--- Material to process ---

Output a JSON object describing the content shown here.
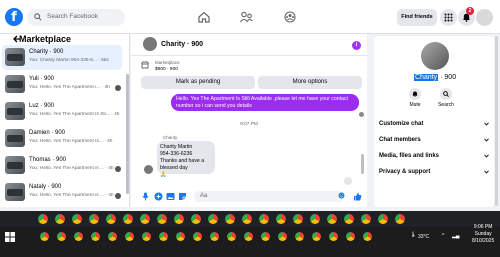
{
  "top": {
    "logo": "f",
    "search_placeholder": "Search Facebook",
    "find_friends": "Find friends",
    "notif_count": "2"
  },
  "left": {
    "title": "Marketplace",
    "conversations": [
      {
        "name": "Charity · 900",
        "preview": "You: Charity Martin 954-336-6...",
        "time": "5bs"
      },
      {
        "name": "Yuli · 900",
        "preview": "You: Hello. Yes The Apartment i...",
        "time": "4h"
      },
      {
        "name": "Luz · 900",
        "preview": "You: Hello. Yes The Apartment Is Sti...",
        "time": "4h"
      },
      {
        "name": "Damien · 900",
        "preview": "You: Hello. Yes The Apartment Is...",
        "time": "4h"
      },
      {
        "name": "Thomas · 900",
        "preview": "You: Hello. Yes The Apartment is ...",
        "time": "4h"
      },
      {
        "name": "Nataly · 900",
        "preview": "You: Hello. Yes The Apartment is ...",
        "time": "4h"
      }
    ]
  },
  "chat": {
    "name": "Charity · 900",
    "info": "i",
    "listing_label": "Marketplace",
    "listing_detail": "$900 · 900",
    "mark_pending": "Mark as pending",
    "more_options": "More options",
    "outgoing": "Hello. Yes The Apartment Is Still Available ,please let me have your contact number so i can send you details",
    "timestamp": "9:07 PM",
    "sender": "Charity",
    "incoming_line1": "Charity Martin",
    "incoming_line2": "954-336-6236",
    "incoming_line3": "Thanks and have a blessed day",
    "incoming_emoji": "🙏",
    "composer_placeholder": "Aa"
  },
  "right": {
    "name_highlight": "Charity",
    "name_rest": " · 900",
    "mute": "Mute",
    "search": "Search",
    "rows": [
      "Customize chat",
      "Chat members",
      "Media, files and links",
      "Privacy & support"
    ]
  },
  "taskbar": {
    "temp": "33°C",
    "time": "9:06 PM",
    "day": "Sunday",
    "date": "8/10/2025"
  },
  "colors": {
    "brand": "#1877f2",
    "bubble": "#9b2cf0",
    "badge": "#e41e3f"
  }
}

---

# Task instructions:
Pictures stay out; repeat all the rest of the records exactly.

# Output for this task:
Output a JSON object describing the content shown here.
{
  "top": {
    "logo": "f",
    "search_placeholder": "Search Facebook",
    "find_friends": "Find friends",
    "notif_count": "2"
  },
  "left": {
    "title": "Marketplace",
    "conversations": [
      {
        "name": "Charity · 900",
        "preview": "You: Charity Martin 954-336-6...",
        "time": "5bs"
      },
      {
        "name": "Yuli · 900",
        "preview": "You: Hello. Yes The Apartment i...",
        "time": "4h"
      },
      {
        "name": "Luz · 900",
        "preview": "You: Hello. Yes The Apartment Is Sti...",
        "time": "4h"
      },
      {
        "name": "Damien · 900",
        "preview": "You: Hello. Yes The Apartment Is...",
        "time": "4h"
      },
      {
        "name": "Thomas · 900",
        "preview": "You: Hello. Yes The Apartment is ...",
        "time": "4h"
      },
      {
        "name": "Nataly · 900",
        "preview": "You: Hello. Yes The Apartment is ...",
        "time": "4h"
      }
    ]
  },
  "chat": {
    "name": "Charity · 900",
    "info": "i",
    "listing_label": "Marketplace",
    "listing_detail": "$900 · 900",
    "mark_pending": "Mark as pending",
    "more_options": "More options",
    "outgoing": "Hello. Yes The Apartment Is Still Available ,please let me have your contact number so i can send you details",
    "timestamp": "9:07 PM",
    "sender": "Charity",
    "incoming_line1": "Charity Martin",
    "incoming_line2": "954-336-6236",
    "incoming_line3": "Thanks and have a blessed day",
    "incoming_emoji": "🙏",
    "composer_placeholder": "Aa"
  },
  "right": {
    "name_highlight": "Charity",
    "name_rest": " · 900",
    "mute": "Mute",
    "search": "Search",
    "rows": [
      "Customize chat",
      "Chat members",
      "Media, files and links",
      "Privacy & support"
    ]
  },
  "taskbar": {
    "temp": "33°C",
    "time": "9:06 PM",
    "day": "Sunday",
    "date": "8/10/2025"
  },
  "colors": {
    "brand": "#1877f2",
    "bubble": "#9b2cf0",
    "badge": "#e41e3f"
  }
}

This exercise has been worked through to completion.